Scan the records below for lines with the word "ismeretterjesztési", then state how many you find and nothing else.

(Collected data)
_ _ _ _ _
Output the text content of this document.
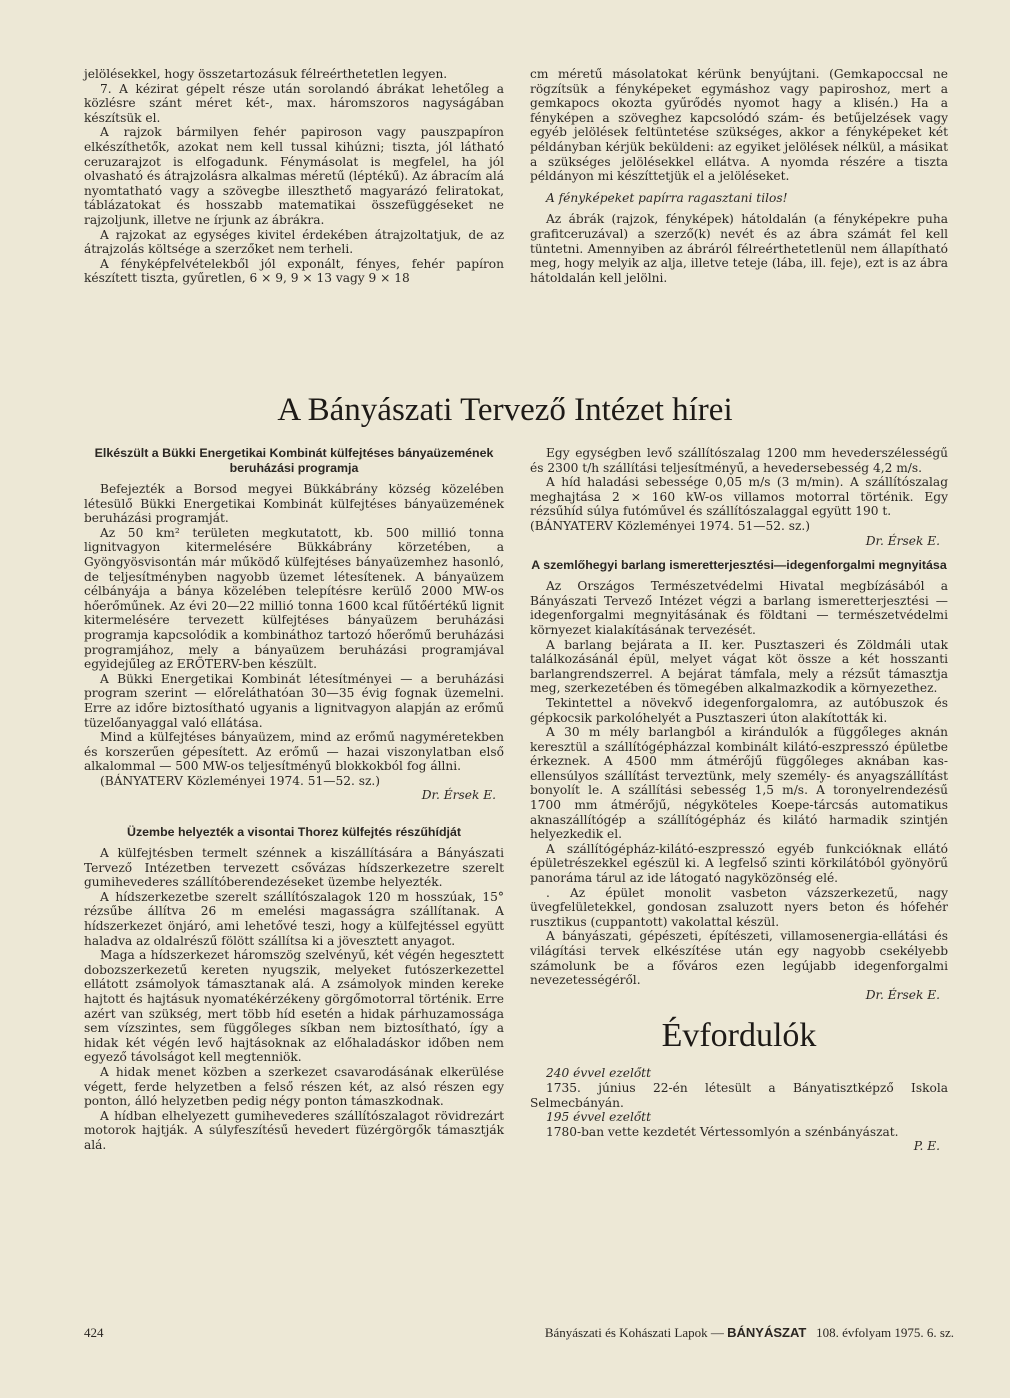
jelölésekkel, hogy összetartozásuk félreérthetetlen legyen.

7. A kézirat gépelt része után sorolandó ábrákat lehetőleg a közlésre szánt méret két-, max. háromszoros nagyságában készítsük el.

A rajzok bármilyen fehér papiroson vagy pauszpapíron elkészíthetők, azokat nem kell tussal kihúzni; tiszta, jól látható ceruzarajzot is elfogadunk. Fénymásolat is megfelel, ha jól olvasható és átrajzolásra alkalmas méretű (léptékű). Az ábracím alá nyomtatható vagy a szövegbe illeszthető magyarázó feliratokat, táblázatokat és hosszabb matematikai összefüggéseket ne rajzoljunk, illetve ne írjunk az ábrákra.

A rajzokat az egységes kivitel érdekében átrajzoltatjuk, de az átrajzolás költsége a szerzőket nem terheli.

A fényképfelvételekből jól exponált, fényes, fehér papíron készített tiszta, gyűretlen, 6 × 9, 9 × 13 vagy 9 × 18

cm méretű másolatokat kérünk benyújtani. (Gemkapoccsal ne rögzítsük a fényképeket egymáshoz vagy papiroshoz, mert a gemkapocs okozta gyűrődés nyomot hagy a klisén.) Ha a fényképen a szöveghez kapcsolódó szám- és betűjelzések vagy egyéb jelölések feltüntetése szükséges, akkor a fényképeket két példányban kérjük beküldeni: az egyiket jelölések nélkül, a másikat a szükséges jelölésekkel ellátva. A nyomda részére a tiszta példányon mi készíttetjük el a jelöléseket.

A fényképeket papírra ragasztani tilos!

Az ábrák (rajzok, fényképek) hátoldalán (a fényképekre puha grafitceruzával) a szerző(k) nevét és az ábra számát fel kell tüntetni. Amennyiben az ábráról félreérthetetlenül nem állapítható meg, hogy melyik az alja, illetve teteje (lába, ill. feje), ezt is az ábra hátoldalán kell jelölni.

A Bányászati Tervező Intézet hírei
Elkészült a Bükki Energetikai Kombinát külfejtéses bányaüzemének beruházási programja

Befejezték a Borsod megyei Bükkábrány község közelében létesülő Bükki Energetikai Kombinát külfejtéses bányaüzemének beruházási programját.

Az 50 km² területen megkutatott, kb. 500 millió tonna lignitvagyon kitermelésére Bükkábrány körzetében, a Gyöngyösvisontán már működő külfejtéses bányaüzemhez hasonló, de teljesítményben nagyobb üzemet létesítenek. A bányaüzem célbányája a bánya közelében telepítésre kerülő 2000 MW-os hőerőműnek. Az évi 20—22 millió tonna 1600 kcal fűtőértékű lignit kitermelésére tervezett külfejtéses bányaüzem beruházási programja kapcsolódik a kombináthoz tartozó hőerőmű beruházási programjához, mely a bányaüzem beruházási programjával egyidejűleg az ERŐTERV-ben készült.

A Bükki Energetikai Kombinát létesítményei — a beruházási program szerint — előreláthatóan 30—35 évig fognak üzemelni. Erre az időre biztosítható ugyanis a lignitvagyon alapján az erőmű tüzelőanyaggal való ellátása.

Mind a külfejtéses bányaüzem, mind az erőmű nagyméretekben és korszerűen gépesített. Az erőmű — hazai viszonylatban első alkalommal — 500 MW-os teljesítményű blokkokból fog állni.

(BÁNYATERV Közleményei 1974. 51—52. sz.)

Dr. Érsek E.

Üzembe helyezték a visontai Thorez külfejtés részűhídját

A külfejtésben termelt szénnek a kiszállítására a Bányászati Tervező Intézetben tervezett csővázas hídszerkezetre szerelt gumihevederes szállítóberendezéseket üzembe helyezték.

A hídszerkezetbe szerelt szállítószalagok 120 m hosszúak, 15° rézsűbe állítva 26 m emelési magasságra szállítanak. A hídszerkezet önjáró, ami lehetővé teszi, hogy a külfejtéssel együtt haladva az oldalrészű fölött szállítsa ki a jövesztett anyagot.

Maga a hídszerkezet háromszög szelvényű, két végén hegesztett dobozszerkezetű kereten nyugszik, melyeket futószerkezettel ellátott zsámolyok támasztanak alá. A zsámolyok minden kereke hajtott és hajtásuk nyomatékérzékeny görgőmotorral történik. Erre azért van szükség, mert több híd esetén a hidak párhuzamossága sem vízszintes, sem függőleges síkban nem biztosítható, így a hidak két végén levő hajtásoknak az előhaladáskor időben nem egyező távolságot kell megtenniök.

A hidak menet közben a szerkezet csavarodásának elkerülése végett, ferde helyzetben a felső részen két, az alsó részen egy ponton, álló helyzetben pedig négy ponton támaszkodnak.

A hídban elhelyezett gumihevederes szállítószalagot rövidrezárt motorok hajtják. A súlyfeszítésű hevedert füzérgörgők támasztják alá.

Egy egységben levő szállítószalag 1200 mm hevederszélességű és 2300 t/h szállítási teljesítményű, a hevedersebesség 4,2 m/s.

A híd haladási sebessége 0,05 m/s (3 m/min). A szállítószalag meghajtása 2 × 160 kW-os villamos motorral történik. Egy rézsűhíd súlya futóművel és szállítószalaggal együtt 190 t.

(BÁNYATERV Közleményei 1974. 51—52. sz.)

Dr. Érsek E.

A szemlőhegyi barlang ismeretterjesztési—idegenforgalmi megnyitása

Az Országos Természetvédelmi Hivatal megbízásából a Bányászati Tervező Intézet végzi a barlang ismeretterjesztési — idegenforgalmi megnyitásának és földtani — természetvédelmi környezet kialakításának tervezését.

A barlang bejárata a II. ker. Pusztaszeri és Zöldmáli utak találkozásánál épül, melyet vágat köt össze a két hosszanti barlangrendszerrel. A bejárat támfala, mely a rézsűt támasztja meg, szerkezetében és tömegében alkalmazkodik a környezethez.

Tekintettel a növekvő idegenforgalomra, az autóbuszok és gépkocsik parkolóhelyét a Pusztaszeri úton alakították ki.

A 30 m mély barlangból a kirándulók a függőleges aknán keresztül a szállítógépházzal kombinált kilátó-eszpresszó épületbe érkeznek. A 4500 mm átmérőjű függőleges aknában kas-ellensúlyos szállítást terveztünk, mely személy- és anyagszállítást bonyolít le. A szállítási sebesség 1,5 m/s. A toronyelrendezésű 1700 mm átmérőjű, négyköteles Koepe-tárcsás automatikus aknaszállítógép a szállítógépház és kilátó harmadik szintjén helyezkedik el.

A szállítógépház-kilátó-eszpresszó egyéb funkcióknak ellátó épületrészekkel egészül ki. A legfelső szinti körkilátóból gyönyörű panoráma tárul az ide látogató nagyközönség elé.

. Az épület monolit vasbeton vázszerkezetű, nagy üvegfelületekkel, gondosan zsaluzott nyers beton és hófehér rusztikus (cuppantott) vakolattal készül.

A bányászati, gépészeti, építészeti, villamosenergia-ellátási és világítási tervek elkészítése után egy nagyobb csekélyebb számolunk be a főváros ezen legújabb idegenforgalmi nevezetességéről.

Dr. Érsek E.

Évfordulók

240 évvel ezelőtt

1735. június 22-én létesült a Bányatisztképző Iskola Selmecbányán.

195 évvel ezelőtt

1780-ban vette kezdetét Vértessomlyón a szénbányászat.

P. E.

424	Bányászati és Kohászati Lapok — BÁNYÁSZAT 108. évfolyam 1975. 6. sz.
_ _ _ _ _
▶ [CORRECT ANSWER]: 2